◆ Stated exercise: Will you give every entry again exactly as it stands?

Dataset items
◇ ◇ ◇
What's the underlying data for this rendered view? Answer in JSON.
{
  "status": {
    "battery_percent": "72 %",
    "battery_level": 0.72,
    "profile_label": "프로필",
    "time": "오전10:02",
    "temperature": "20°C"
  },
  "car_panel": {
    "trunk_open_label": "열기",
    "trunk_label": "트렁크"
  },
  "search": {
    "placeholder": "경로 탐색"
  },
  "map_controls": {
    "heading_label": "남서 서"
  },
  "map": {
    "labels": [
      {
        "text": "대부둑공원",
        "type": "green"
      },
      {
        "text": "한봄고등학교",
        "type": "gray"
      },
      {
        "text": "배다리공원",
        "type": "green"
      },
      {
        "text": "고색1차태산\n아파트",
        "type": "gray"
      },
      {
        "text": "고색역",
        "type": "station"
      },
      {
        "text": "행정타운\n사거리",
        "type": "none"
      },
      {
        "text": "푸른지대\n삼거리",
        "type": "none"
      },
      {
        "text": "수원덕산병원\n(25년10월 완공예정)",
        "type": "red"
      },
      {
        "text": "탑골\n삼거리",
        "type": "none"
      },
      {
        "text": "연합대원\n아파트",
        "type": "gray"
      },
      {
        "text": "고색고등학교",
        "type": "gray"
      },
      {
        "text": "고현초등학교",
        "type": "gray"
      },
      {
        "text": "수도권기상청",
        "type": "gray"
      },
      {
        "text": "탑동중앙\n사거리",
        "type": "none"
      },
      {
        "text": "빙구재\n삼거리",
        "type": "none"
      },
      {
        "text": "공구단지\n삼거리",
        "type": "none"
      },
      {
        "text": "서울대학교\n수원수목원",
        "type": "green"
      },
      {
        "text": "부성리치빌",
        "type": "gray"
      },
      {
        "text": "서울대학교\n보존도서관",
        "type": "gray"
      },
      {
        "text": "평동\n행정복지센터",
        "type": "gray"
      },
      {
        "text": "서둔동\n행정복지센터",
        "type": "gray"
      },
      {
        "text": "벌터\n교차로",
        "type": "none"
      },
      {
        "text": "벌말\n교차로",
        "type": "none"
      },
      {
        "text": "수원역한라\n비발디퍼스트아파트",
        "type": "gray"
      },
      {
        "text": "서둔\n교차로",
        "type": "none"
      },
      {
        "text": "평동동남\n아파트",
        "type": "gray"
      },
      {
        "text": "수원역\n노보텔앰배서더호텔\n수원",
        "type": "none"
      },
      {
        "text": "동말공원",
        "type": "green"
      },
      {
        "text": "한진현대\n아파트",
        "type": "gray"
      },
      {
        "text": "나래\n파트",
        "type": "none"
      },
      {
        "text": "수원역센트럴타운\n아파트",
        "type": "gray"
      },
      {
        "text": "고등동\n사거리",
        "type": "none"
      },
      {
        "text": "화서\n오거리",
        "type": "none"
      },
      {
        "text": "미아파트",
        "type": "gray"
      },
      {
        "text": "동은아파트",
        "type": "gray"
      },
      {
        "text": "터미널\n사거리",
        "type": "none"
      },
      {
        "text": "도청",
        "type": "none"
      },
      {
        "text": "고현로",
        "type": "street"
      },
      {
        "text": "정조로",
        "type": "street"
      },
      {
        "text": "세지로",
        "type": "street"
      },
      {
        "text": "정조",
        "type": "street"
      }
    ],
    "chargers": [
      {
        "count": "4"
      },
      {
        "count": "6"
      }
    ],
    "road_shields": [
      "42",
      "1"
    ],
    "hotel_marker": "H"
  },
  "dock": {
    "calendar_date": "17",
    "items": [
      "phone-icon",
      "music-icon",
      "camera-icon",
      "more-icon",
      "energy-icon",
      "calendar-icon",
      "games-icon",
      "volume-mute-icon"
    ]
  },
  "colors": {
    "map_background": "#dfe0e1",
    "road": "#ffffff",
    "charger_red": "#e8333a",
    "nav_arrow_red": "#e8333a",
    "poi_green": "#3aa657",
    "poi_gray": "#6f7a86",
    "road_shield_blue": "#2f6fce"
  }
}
◇ ◇ ◇
◆ Expected output:
What's the underlying data for this rendered view? Answer in JSON.
{
  "status": {
    "battery_percent": "72 %",
    "battery_level": 0.72,
    "profile_label": "프로필",
    "time": "오전10:02",
    "temperature": "20°C"
  },
  "car_panel": {
    "trunk_open_label": "열기",
    "trunk_label": "트렁크"
  },
  "search": {
    "placeholder": "경로 탐색"
  },
  "map_controls": {
    "heading_label": "남서 서"
  },
  "map": {
    "labels": [
      {
        "text": "대부둑공원",
        "type": "green"
      },
      {
        "text": "한봄고등학교",
        "type": "gray"
      },
      {
        "text": "배다리공원",
        "type": "green"
      },
      {
        "text": "고색1차태산\n아파트",
        "type": "gray"
      },
      {
        "text": "고색역",
        "type": "station"
      },
      {
        "text": "행정타운\n사거리",
        "type": "none"
      },
      {
        "text": "푸른지대\n삼거리",
        "type": "none"
      },
      {
        "text": "수원덕산병원\n(25년10월 완공예정)",
        "type": "red"
      },
      {
        "text": "탑골\n삼거리",
        "type": "none"
      },
      {
        "text": "연합대원\n아파트",
        "type": "gray"
      },
      {
        "text": "고색고등학교",
        "type": "gray"
      },
      {
        "text": "고현초등학교",
        "type": "gray"
      },
      {
        "text": "수도권기상청",
        "type": "gray"
      },
      {
        "text": "탑동중앙\n사거리",
        "type": "none"
      },
      {
        "text": "빙구재\n삼거리",
        "type": "none"
      },
      {
        "text": "공구단지\n삼거리",
        "type": "none"
      },
      {
        "text": "서울대학교\n수원수목원",
        "type": "green"
      },
      {
        "text": "부성리치빌",
        "type": "gray"
      },
      {
        "text": "서울대학교\n보존도서관",
        "type": "gray"
      },
      {
        "text": "평동\n행정복지센터",
        "type": "gray"
      },
      {
        "text": "서둔동\n행정복지센터",
        "type": "gray"
      },
      {
        "text": "벌터\n교차로",
        "type": "none"
      },
      {
        "text": "벌말\n교차로",
        "type": "none"
      },
      {
        "text": "수원역한라\n비발디퍼스트아파트",
        "type": "gray"
      },
      {
        "text": "서둔\n교차로",
        "type": "none"
      },
      {
        "text": "평동동남\n아파트",
        "type": "gray"
      },
      {
        "text": "수원역\n노보텔앰배서더호텔\n수원",
        "type": "none"
      },
      {
        "text": "동말공원",
        "type": "green"
      },
      {
        "text": "한진현대\n아파트",
        "type": "gray"
      },
      {
        "text": "나래\n파트",
        "type": "none"
      },
      {
        "text": "수원역센트럴타운\n아파트",
        "type": "gray"
      },
      {
        "text": "고등동\n사거리",
        "type": "none"
      },
      {
        "text": "화서\n오거리",
        "type": "none"
      },
      {
        "text": "미아파트",
        "type": "gray"
      },
      {
        "text": "동은아파트",
        "type": "gray"
      },
      {
        "text": "터미널\n사거리",
        "type": "none"
      },
      {
        "text": "도청",
        "type": "none"
      },
      {
        "text": "고현로",
        "type": "street"
      },
      {
        "text": "정조로",
        "type": "street"
      },
      {
        "text": "세지로",
        "type": "street"
      },
      {
        "text": "정조",
        "type": "street"
      }
    ],
    "chargers": [
      {
        "count": "4"
      },
      {
        "count": "6"
      }
    ],
    "road_shields": [
      "42",
      "1"
    ],
    "hotel_marker": "H"
  },
  "dock": {
    "calendar_date": "17",
    "items": [
      "phone-icon",
      "music-icon",
      "camera-icon",
      "more-icon",
      "energy-icon",
      "calendar-icon",
      "games-icon",
      "volume-mute-icon"
    ]
  },
  "colors": {
    "map_background": "#dfe0e1",
    "road": "#ffffff",
    "charger_red": "#e8333a",
    "nav_arrow_red": "#e8333a",
    "poi_green": "#3aa657",
    "poi_gray": "#6f7a86",
    "road_shield_blue": "#2f6fce"
  }
}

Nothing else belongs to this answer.